** Start The records **
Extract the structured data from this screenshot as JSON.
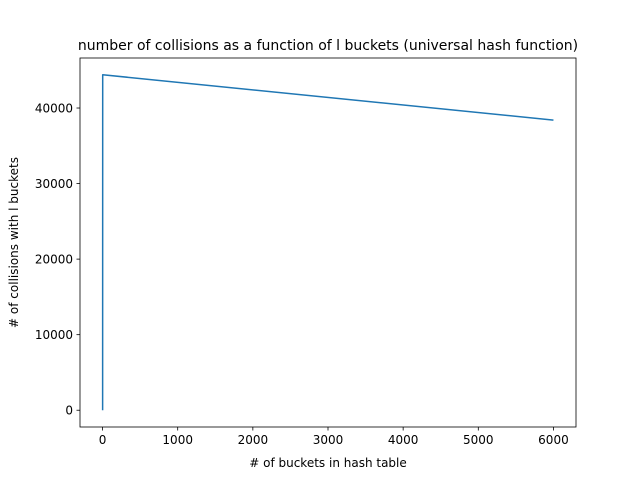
{
  "chart_data": {
    "type": "line",
    "title": "number of collisions as a function of l buckets (universal hash function)",
    "xlabel": "# of buckets in hash table",
    "ylabel": "# of collisions with l buckets",
    "xlim": [
      -300,
      6300
    ],
    "ylim": [
      -2220,
      46620
    ],
    "xticks": [
      0,
      1000,
      2000,
      3000,
      4000,
      5000,
      6000
    ],
    "xtick_labels": [
      "0",
      "1000",
      "2000",
      "3000",
      "4000",
      "5000",
      "6000"
    ],
    "yticks": [
      0,
      10000,
      20000,
      30000,
      40000
    ],
    "ytick_labels": [
      "0",
      "10000",
      "20000",
      "30000",
      "40000"
    ],
    "grid": false,
    "legend": "none",
    "series": [
      {
        "color": "#1f77b4",
        "x": [
          1,
          2,
          6000
        ],
        "y": [
          0,
          44400,
          38400
        ]
      }
    ]
  }
}
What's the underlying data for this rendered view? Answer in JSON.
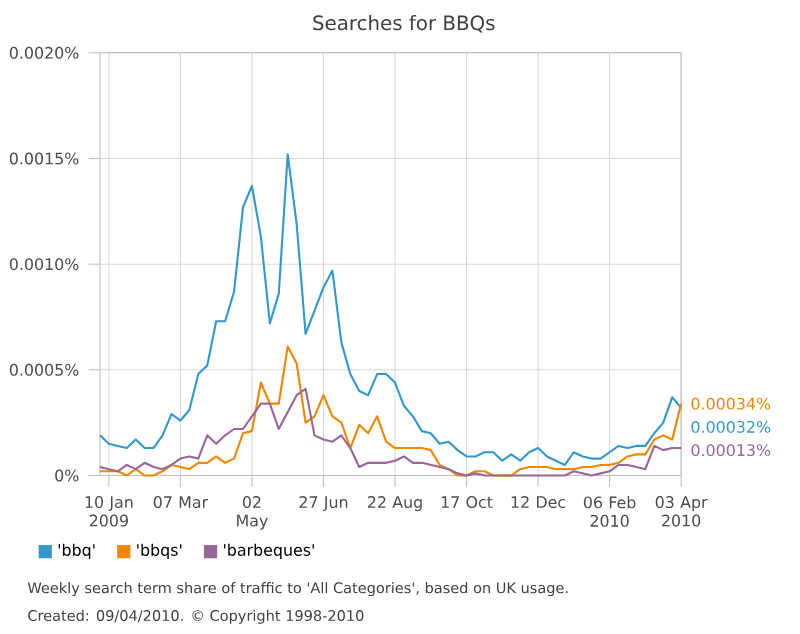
{
  "chart_data": {
    "type": "line",
    "title": "Searches for BBQs",
    "x": [
      "2009-01-03",
      "2009-01-10",
      "2009-01-17",
      "2009-01-24",
      "2009-01-31",
      "2009-02-07",
      "2009-02-14",
      "2009-02-21",
      "2009-02-28",
      "2009-03-07",
      "2009-03-14",
      "2009-03-21",
      "2009-03-28",
      "2009-04-04",
      "2009-04-11",
      "2009-04-18",
      "2009-04-25",
      "2009-05-02",
      "2009-05-09",
      "2009-05-16",
      "2009-05-23",
      "2009-05-30",
      "2009-06-06",
      "2009-06-13",
      "2009-06-20",
      "2009-06-27",
      "2009-07-04",
      "2009-07-11",
      "2009-07-18",
      "2009-07-25",
      "2009-08-01",
      "2009-08-08",
      "2009-08-15",
      "2009-08-22",
      "2009-08-29",
      "2009-09-05",
      "2009-09-12",
      "2009-09-19",
      "2009-09-26",
      "2009-10-03",
      "2009-10-10",
      "2009-10-17",
      "2009-10-24",
      "2009-10-31",
      "2009-11-07",
      "2009-11-14",
      "2009-11-21",
      "2009-11-28",
      "2009-12-05",
      "2009-12-12",
      "2009-12-19",
      "2009-12-26",
      "2010-01-02",
      "2010-01-09",
      "2010-01-16",
      "2010-01-23",
      "2010-01-30",
      "2010-02-06",
      "2010-02-13",
      "2010-02-20",
      "2010-02-27",
      "2010-03-06",
      "2010-03-13",
      "2010-03-20",
      "2010-03-27",
      "2010-04-03"
    ],
    "series": [
      {
        "name": "'bbq'",
        "color": "#3399cc",
        "values": [
          0.00019,
          0.00015,
          0.00014,
          0.00013,
          0.00017,
          0.00013,
          0.00013,
          0.00019,
          0.00029,
          0.00026,
          0.00031,
          0.00048,
          0.00052,
          0.00073,
          0.00073,
          0.00087,
          0.00127,
          0.00137,
          0.00113,
          0.00072,
          0.00086,
          0.00152,
          0.00119,
          0.00067,
          0.00078,
          0.00089,
          0.00097,
          0.00063,
          0.00048,
          0.0004,
          0.00038,
          0.00048,
          0.00048,
          0.00044,
          0.00033,
          0.00028,
          0.00021,
          0.0002,
          0.00015,
          0.00016,
          0.00012,
          9e-05,
          9e-05,
          0.00011,
          0.00011,
          7e-05,
          0.0001,
          7e-05,
          0.00011,
          0.00013,
          9e-05,
          7e-05,
          5e-05,
          0.00011,
          9e-05,
          8e-05,
          8e-05,
          0.00011,
          0.00014,
          0.00013,
          0.00014,
          0.00014,
          0.0002,
          0.00025,
          0.00037,
          0.00032
        ]
      },
      {
        "name": "'bbqs'",
        "color": "#ee8800",
        "values": [
          2e-05,
          2e-05,
          2e-05,
          0,
          3e-05,
          0,
          0,
          2e-05,
          5e-05,
          4e-05,
          3e-05,
          6e-05,
          6e-05,
          9e-05,
          6e-05,
          8e-05,
          0.0002,
          0.00021,
          0.00044,
          0.00034,
          0.00034,
          0.00061,
          0.00053,
          0.00025,
          0.00028,
          0.00038,
          0.00028,
          0.00025,
          0.00013,
          0.00024,
          0.0002,
          0.00028,
          0.00016,
          0.00013,
          0.00013,
          0.00013,
          0.00013,
          0.00012,
          5e-05,
          3e-05,
          0,
          0,
          2e-05,
          2e-05,
          0,
          0,
          0,
          3e-05,
          4e-05,
          4e-05,
          4e-05,
          3e-05,
          3e-05,
          3e-05,
          4e-05,
          4e-05,
          5e-05,
          5e-05,
          6e-05,
          9e-05,
          0.0001,
          0.0001,
          0.00017,
          0.00019,
          0.00017,
          0.00034
        ]
      },
      {
        "name": "'barbeques'",
        "color": "#996699",
        "values": [
          4e-05,
          3e-05,
          2e-05,
          5e-05,
          3e-05,
          6e-05,
          4e-05,
          3e-05,
          5e-05,
          8e-05,
          9e-05,
          8e-05,
          0.00019,
          0.00015,
          0.00019,
          0.00022,
          0.00022,
          0.00028,
          0.00034,
          0.00034,
          0.00022,
          0.0003,
          0.00038,
          0.00041,
          0.00019,
          0.00017,
          0.00016,
          0.00019,
          0.00013,
          4e-05,
          6e-05,
          6e-05,
          6e-05,
          7e-05,
          9e-05,
          6e-05,
          6e-05,
          5e-05,
          4e-05,
          3e-05,
          1e-05,
          0,
          1e-05,
          0,
          0,
          0,
          0,
          0,
          0,
          0,
          0,
          0,
          0,
          2e-05,
          1e-05,
          0,
          1e-05,
          2e-05,
          5e-05,
          5e-05,
          4e-05,
          3e-05,
          0.00014,
          0.00012,
          0.00013,
          0.00013
        ]
      }
    ],
    "xlim": [
      "2009-01-03",
      "2010-04-03"
    ],
    "xticks": [
      {
        "value": "2009-01-10",
        "label": "10 Jan 2009"
      },
      {
        "value": "2009-03-07",
        "label": "07 Mar"
      },
      {
        "value": "2009-05-02",
        "label": "02 May"
      },
      {
        "value": "2009-06-27",
        "label": "27 Jun"
      },
      {
        "value": "2009-08-22",
        "label": "22 Aug"
      },
      {
        "value": "2009-10-17",
        "label": "17 Oct"
      },
      {
        "value": "2009-12-12",
        "label": "12 Dec"
      },
      {
        "value": "2010-02-06",
        "label": "06 Feb 2010"
      },
      {
        "value": "2010-04-03",
        "label": "03 Apr 2010"
      }
    ],
    "ylim": [
      0,
      0.002
    ],
    "yticks": [
      {
        "value": 0,
        "label": "0%"
      },
      {
        "value": 0.0005,
        "label": "0.0005%"
      },
      {
        "value": 0.001,
        "label": "0.0010%"
      },
      {
        "value": 0.0015,
        "label": "0.0015%"
      },
      {
        "value": 0.002,
        "label": "0.0020%"
      }
    ],
    "grid": true,
    "legend": "bottom",
    "annotations": [
      {
        "text": "0.00034%",
        "x": "2010-04-03",
        "y": 0.00034
      },
      {
        "text": "0.00032%",
        "x": "2010-04-03",
        "y": 0.00032
      },
      {
        "text": "0.00013%",
        "x": "2010-04-03",
        "y": 0.00013
      },
      "Weekly search term share of traffic to 'All Categories', based on UK usage.",
      "Created: 09/04/2010. © Copyright 1998-2010"
    ]
  }
}
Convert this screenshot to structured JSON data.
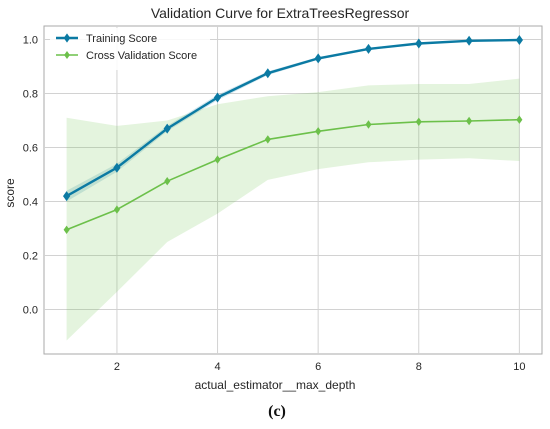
{
  "chart_data": {
    "type": "line",
    "title": "Validation Curve for ExtraTreesRegressor",
    "xlabel": "actual_estimator__max_depth",
    "ylabel": "score",
    "x": [
      1,
      2,
      3,
      4,
      5,
      6,
      7,
      8,
      9,
      10
    ],
    "xlim": [
      0.55,
      10.45
    ],
    "ylim": [
      -0.165,
      1.05
    ],
    "xticks": [
      2,
      4,
      6,
      8,
      10
    ],
    "yticks": [
      0.0,
      0.2,
      0.4,
      0.6,
      0.8,
      1.0
    ],
    "xtick_labels": [
      "2",
      "4",
      "6",
      "8",
      "10"
    ],
    "ytick_labels": [
      "0.0",
      "0.2",
      "0.4",
      "0.6",
      "0.8",
      "1.0"
    ],
    "grid": true,
    "legend_position": "top-left",
    "series": [
      {
        "name": "Training Score",
        "color": "#0b7aa3",
        "marker": "diamond",
        "values": [
          0.42,
          0.525,
          0.67,
          0.785,
          0.875,
          0.93,
          0.965,
          0.985,
          0.995,
          0.998
        ],
        "band_lower": [
          0.4,
          0.51,
          0.66,
          0.775,
          0.868,
          0.925,
          0.961,
          0.982,
          0.993,
          0.996
        ],
        "band_upper": [
          0.44,
          0.54,
          0.68,
          0.795,
          0.882,
          0.935,
          0.969,
          0.988,
          0.997,
          1.0
        ],
        "band_color": "#0b7aa3"
      },
      {
        "name": "Cross Validation Score",
        "color": "#6cc04a",
        "marker": "diamond",
        "values": [
          0.295,
          0.37,
          0.475,
          0.555,
          0.63,
          0.66,
          0.685,
          0.695,
          0.698,
          0.703
        ],
        "band_lower": [
          -0.115,
          0.065,
          0.25,
          0.355,
          0.48,
          0.52,
          0.545,
          0.555,
          0.56,
          0.55
        ],
        "band_upper": [
          0.71,
          0.68,
          0.7,
          0.76,
          0.79,
          0.805,
          0.83,
          0.835,
          0.835,
          0.855
        ],
        "band_color": "#6cc04a"
      }
    ]
  },
  "figure": {
    "caption": "(c)"
  }
}
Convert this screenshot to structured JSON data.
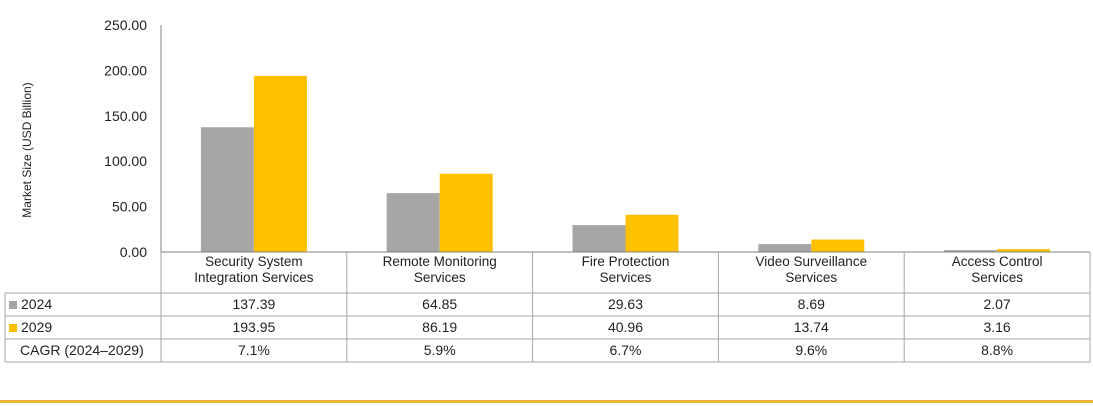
{
  "chart_data": {
    "type": "bar",
    "ylabel": "Market Size (USD Billion)",
    "ylim": [
      0,
      250
    ],
    "yticks": [
      "250.00",
      "200.00",
      "150.00",
      "100.00",
      "50.00",
      "0.00"
    ],
    "categories": [
      [
        "Security System",
        "Integration Services"
      ],
      [
        "Remote Monitoring",
        "Services"
      ],
      [
        "Fire Protection",
        "Services"
      ],
      [
        "Video Surveillance",
        "Services"
      ],
      [
        "Access Control",
        "Services"
      ]
    ],
    "series": [
      {
        "name": "2024",
        "color": "#A6A6A6",
        "values": [
          137.39,
          64.85,
          29.63,
          8.69,
          2.07
        ],
        "labels": [
          "137.39",
          "64.85",
          "29.63",
          "8.69",
          "2.07"
        ]
      },
      {
        "name": "2029",
        "color": "#FFC000",
        "values": [
          193.95,
          86.19,
          40.96,
          13.74,
          3.16
        ],
        "labels": [
          "193.95",
          "86.19",
          "40.96",
          "13.74",
          "3.16"
        ]
      }
    ],
    "cagr": {
      "label": "CAGR (2024–2029)",
      "values": [
        "7.1%",
        "5.9%",
        "6.7%",
        "9.6%",
        "8.8%"
      ]
    },
    "grid": false
  },
  "colors": {
    "axis": "#808080",
    "table_border": "#A6A6A6",
    "footer_rule": "#E8B53A"
  }
}
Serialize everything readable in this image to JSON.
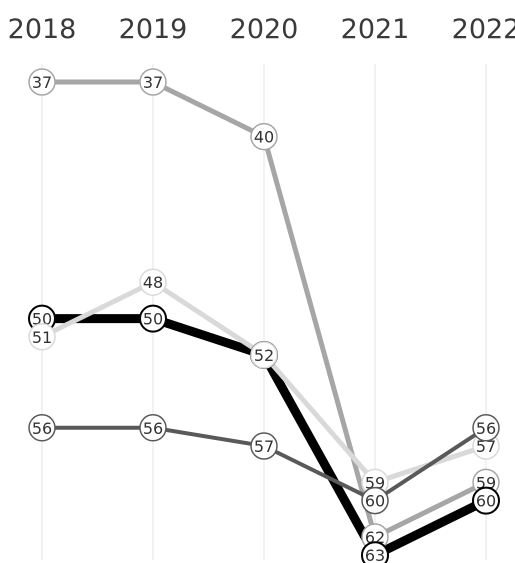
{
  "chart_data": {
    "type": "line",
    "title": "",
    "xlabel": "",
    "ylabel": "",
    "x": [
      "2018",
      "2019",
      "2020",
      "2021",
      "2022"
    ],
    "y_axis": "rank (inverted, 37 at top, 63 at bottom)",
    "ylim": [
      35,
      64
    ],
    "grid": "vertical gridlines at each year",
    "legend": "none",
    "series": [
      {
        "color": "#a6a6a6",
        "width": 5,
        "values": [
          37,
          37,
          40,
          62,
          59
        ]
      },
      {
        "color": "#000000",
        "width": 9,
        "values": [
          50,
          50,
          52,
          63,
          60
        ]
      },
      {
        "color": "#d9d9d9",
        "width": 5,
        "values": [
          51,
          48,
          52,
          59,
          57
        ]
      },
      {
        "color": "#595959",
        "width": 4,
        "values": [
          56,
          56,
          57,
          60,
          56
        ]
      }
    ]
  }
}
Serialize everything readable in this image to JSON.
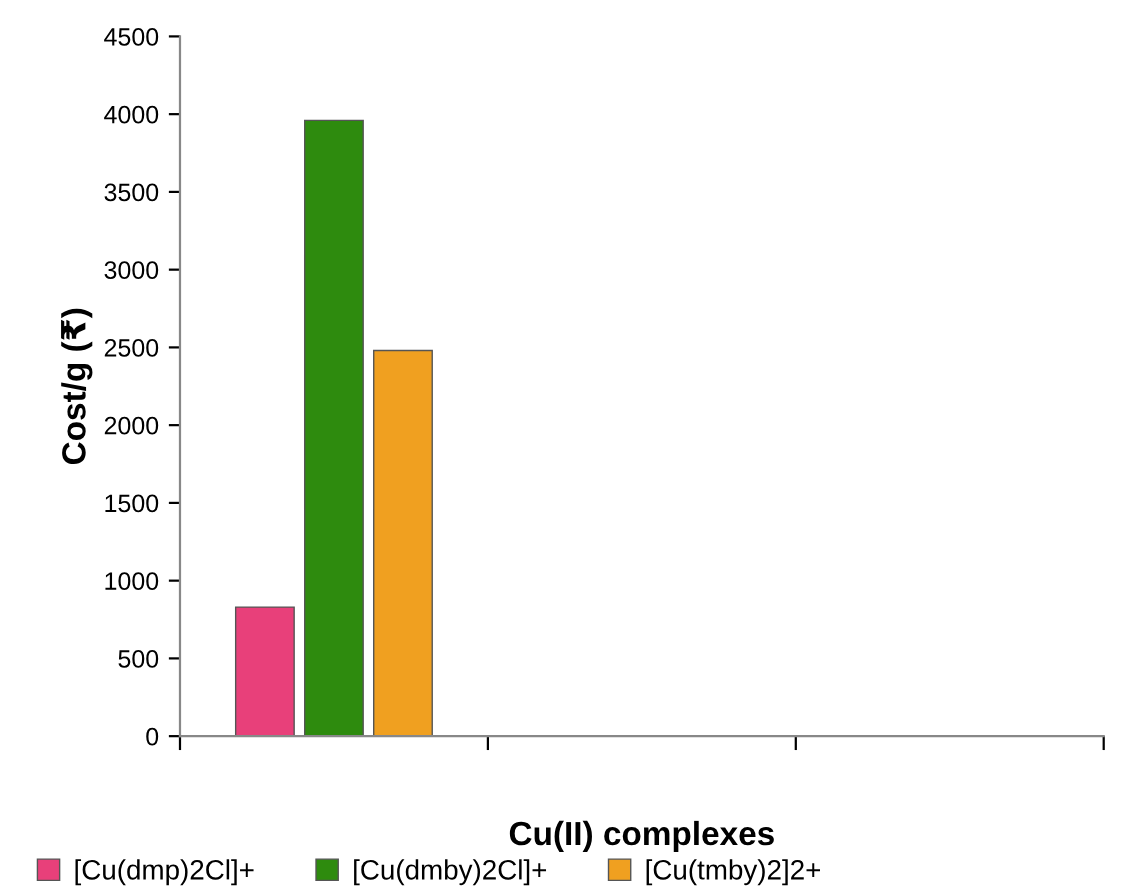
{
  "chart_data": {
    "type": "bar",
    "xlabel": "Cu(II) complexes",
    "ylabel": "Cost/g (₹)",
    "categories": [
      null,
      null,
      null
    ],
    "series": [
      {
        "name": "[Cu(dmp)2Cl]+",
        "color": "#e8407a",
        "values": [
          830,
          null,
          null
        ]
      },
      {
        "name": "[Cu(dmby)2Cl]+",
        "color": "#2e8b0e",
        "values": [
          3960,
          null,
          null
        ]
      },
      {
        "name": "[Cu(tmby)2]2+",
        "color": "#f0a020",
        "values": [
          2480,
          null,
          null
        ]
      }
    ],
    "ylim": [
      0,
      4500
    ],
    "yticks": [
      0,
      500,
      1000,
      1500,
      2000,
      2500,
      3000,
      3500,
      4000,
      4500
    ],
    "grid": false,
    "legend": "bottom"
  }
}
** End The records **
• _Prompt_:
Give the number of lines in the material above that have the word "title" in them, and nothing more.

• _The completed task_:
4